:: Exercise inputs

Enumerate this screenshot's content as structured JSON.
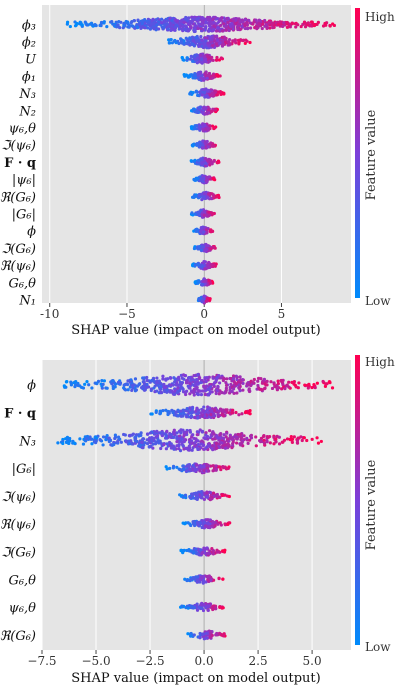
{
  "chart_data": [
    {
      "type": "scatter",
      "subtype": "shap_summary_beeswarm",
      "xlabel": "SHAP value (impact on model output)",
      "xlim": [
        -10.5,
        9.5
      ],
      "xticks": [
        -10,
        -5,
        0,
        5
      ],
      "xtick_labels": [
        "-10",
        "−5",
        "0",
        "5"
      ],
      "colorbar": {
        "label": "Feature value",
        "high": "High",
        "low": "Low",
        "high_color": "#ff0051",
        "low_color": "#008bfb"
      },
      "background": "#e5e5e5",
      "features": [
        {
          "label": "ϕ₃",
          "min": -9.0,
          "max": 8.5
        },
        {
          "label": "ϕ₂",
          "min": -2.5,
          "max": 3.0
        },
        {
          "label": "U",
          "min": -1.5,
          "max": 1.2
        },
        {
          "label": "ϕ₁",
          "min": -1.3,
          "max": 1.1
        },
        {
          "label": "N₃",
          "min": -1.0,
          "max": 1.3
        },
        {
          "label": "N₂",
          "min": -0.9,
          "max": 0.9
        },
        {
          "label": "ψ₆,θ",
          "min": -0.9,
          "max": 0.8
        },
        {
          "label": "ℑ(ψ₆)",
          "min": -0.8,
          "max": 0.8
        },
        {
          "label": "F · q",
          "min": -0.9,
          "max": 1.0
        },
        {
          "label": "|ψ₆|",
          "min": -0.7,
          "max": 0.7
        },
        {
          "label": "ℜ(G₆)",
          "min": -0.8,
          "max": 1.0
        },
        {
          "label": "|G₆|",
          "min": -0.9,
          "max": 0.7
        },
        {
          "label": "ϕ",
          "min": -0.7,
          "max": 0.6
        },
        {
          "label": "ℑ(G₆)",
          "min": -0.7,
          "max": 0.8
        },
        {
          "label": "ℜ(ψ₆)",
          "min": -0.8,
          "max": 0.8
        },
        {
          "label": "G₆,θ",
          "min": -0.6,
          "max": 0.6
        },
        {
          "label": "N₁",
          "min": -0.4,
          "max": 0.4
        }
      ]
    },
    {
      "type": "scatter",
      "subtype": "shap_summary_beeswarm",
      "xlabel": "SHAP value (impact on model output)",
      "xlim": [
        -7.5,
        6.8
      ],
      "xticks": [
        -7.5,
        -5.0,
        -2.5,
        0.0,
        2.5,
        5.0
      ],
      "xtick_labels": [
        "−7.5",
        "−5.0",
        "−2.5",
        "0.0",
        "2.5",
        "5.0"
      ],
      "colorbar": {
        "label": "Feature value",
        "high": "High",
        "low": "Low",
        "high_color": "#ff0051",
        "low_color": "#008bfb"
      },
      "background": "#e5e5e5",
      "features": [
        {
          "label": "ϕ",
          "min": -6.5,
          "max": 6.0
        },
        {
          "label": "F · q",
          "min": -2.5,
          "max": 2.3
        },
        {
          "label": "N₃",
          "min": -7.0,
          "max": 5.5
        },
        {
          "label": "|G₆|",
          "min": -1.8,
          "max": 1.3
        },
        {
          "label": "ℑ(ψ₆)",
          "min": -1.2,
          "max": 1.2
        },
        {
          "label": "ℜ(ψ₆)",
          "min": -1.0,
          "max": 1.2
        },
        {
          "label": "ℑ(G₆)",
          "min": -1.1,
          "max": 1.0
        },
        {
          "label": "G₆,θ",
          "min": -0.9,
          "max": 0.9
        },
        {
          "label": "ψ₆,θ",
          "min": -1.1,
          "max": 1.0
        },
        {
          "label": "ℜ(G₆)",
          "min": -0.8,
          "max": 1.0
        }
      ]
    }
  ]
}
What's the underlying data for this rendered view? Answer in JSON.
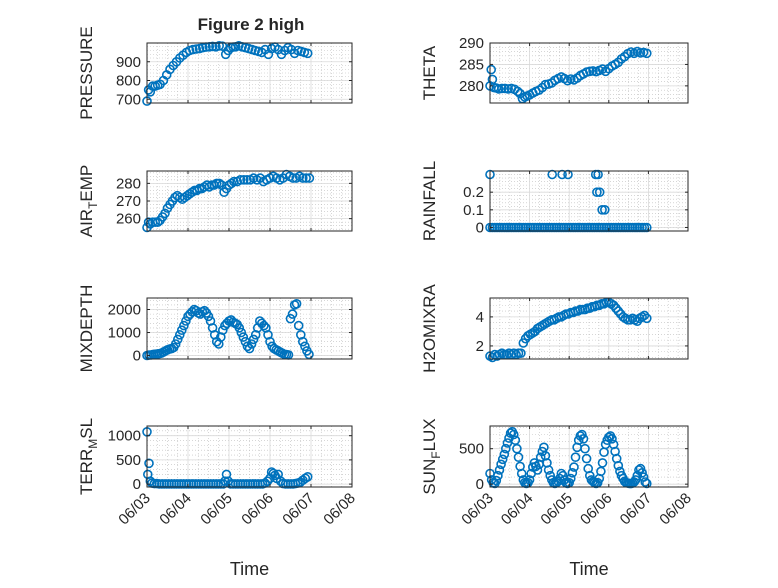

::::

Problem to work on
Print every entry above again without changing a word, and omit the pictures.

Right answer
Enumerate this screenshot's content as structured JSON.
{
  "chart_data": [
    {
      "type": "scatter",
      "subtype": "shap_summary_beeswarm",
      "xlabel": "SHAP value (impact on model output)",
      "xlim": [
        -10.5,
        9.5
      ],
      "xticks": [
        -10,
        -5,
        0,
        5
      ],
      "xtick_labels": [
        "-10",
        "−5",
        "0",
        "5"
      ],
      "colorbar": {
        "label": "Feature value",
        "high": "High",
        "low": "Low",
        "high_color": "#ff0051",
        "low_color": "#008bfb"
      },
      "background": "#e5e5e5",
      "features": [
        {
          "label": "ϕ₃",
          "min": -9.0,
          "max": 8.5
        },
        {
          "label": "ϕ₂",
          "min": -2.5,
          "max": 3.0
        },
        {
          "label": "U",
          "min": -1.5,
          "max": 1.2
        },
        {
          "label": "ϕ₁",
          "min": -1.3,
          "max": 1.1
        },
        {
          "label": "N₃",
          "min": -1.0,
          "max": 1.3
        },
        {
          "label": "N₂",
          "min": -0.9,
          "max": 0.9
        },
        {
          "label": "ψ₆,θ",
          "min": -0.9,
          "max": 0.8
        },
        {
          "label": "ℑ(ψ₆)",
          "min": -0.8,
          "max": 0.8
        },
        {
          "label": "F · q",
          "min": -0.9,
          "max": 1.0
        },
        {
          "label": "|ψ₆|",
          "min": -0.7,
          "max": 0.7
        },
        {
          "label": "ℜ(G₆)",
          "min": -0.8,
          "max": 1.0
        },
        {
          "label": "|G₆|",
          "min": -0.9,
          "max": 0.7
        },
        {
          "label": "ϕ",
          "min": -0.7,
          "max": 0.6
        },
        {
          "label": "ℑ(G₆)",
          "min": -0.7,
          "max": 0.8
        },
        {
          "label": "ℜ(ψ₆)",
          "min": -0.8,
          "max": 0.8
        },
        {
          "label": "G₆,θ",
          "min": -0.6,
          "max": 0.6
        },
        {
          "label": "N₁",
          "min": -0.4,
          "max": 0.4
        }
      ]
    },
    {
      "type": "scatter",
      "subtype": "shap_summary_beeswarm",
      "xlabel": "SHAP value (impact on model output)",
      "xlim": [
        -7.5,
        6.8
      ],
      "xticks": [
        -7.5,
        -5.0,
        -2.5,
        0.0,
        2.5,
        5.0
      ],
      "xtick_labels": [
        "−7.5",
        "−5.0",
        "−2.5",
        "0.0",
        "2.5",
        "5.0"
      ],
      "colorbar": {
        "label": "Feature value",
        "high": "High",
        "low": "Low",
        "high_color": "#ff0051",
        "low_color": "#008bfb"
      },
      "background": "#e5e5e5",
      "features": [
        {
          "label": "ϕ",
          "min": -6.5,
          "max": 6.0
        },
        {
          "label": "F · q",
          "min": -2.5,
          "max": 2.3
        },
        {
          "label": "N₃",
          "min": -7.0,
          "max": 5.5
        },
        {
          "label": "|G₆|",
          "min": -1.8,
          "max": 1.3
        },
        {
          "label": "ℑ(ψ₆)",
          "min": -1.2,
          "max": 1.2
        },
        {
          "label": "ℜ(ψ₆)",
          "min": -1.0,
          "max": 1.2
        },
        {
          "label": "ℑ(G₆)",
          "min": -1.1,
          "max": 1.0
        },
        {
          "label": "G₆,θ",
          "min": -0.9,
          "max": 0.9
        },
        {
          "label": "ψ₆,θ",
          "min": -1.1,
          "max": 1.0
        },
        {
          "label": "ℜ(G₆)",
          "min": -0.8,
          "max": 1.0
        }
      ]
    }
  ]
}
What's the underlying data for this rendered view? Answer in JSON.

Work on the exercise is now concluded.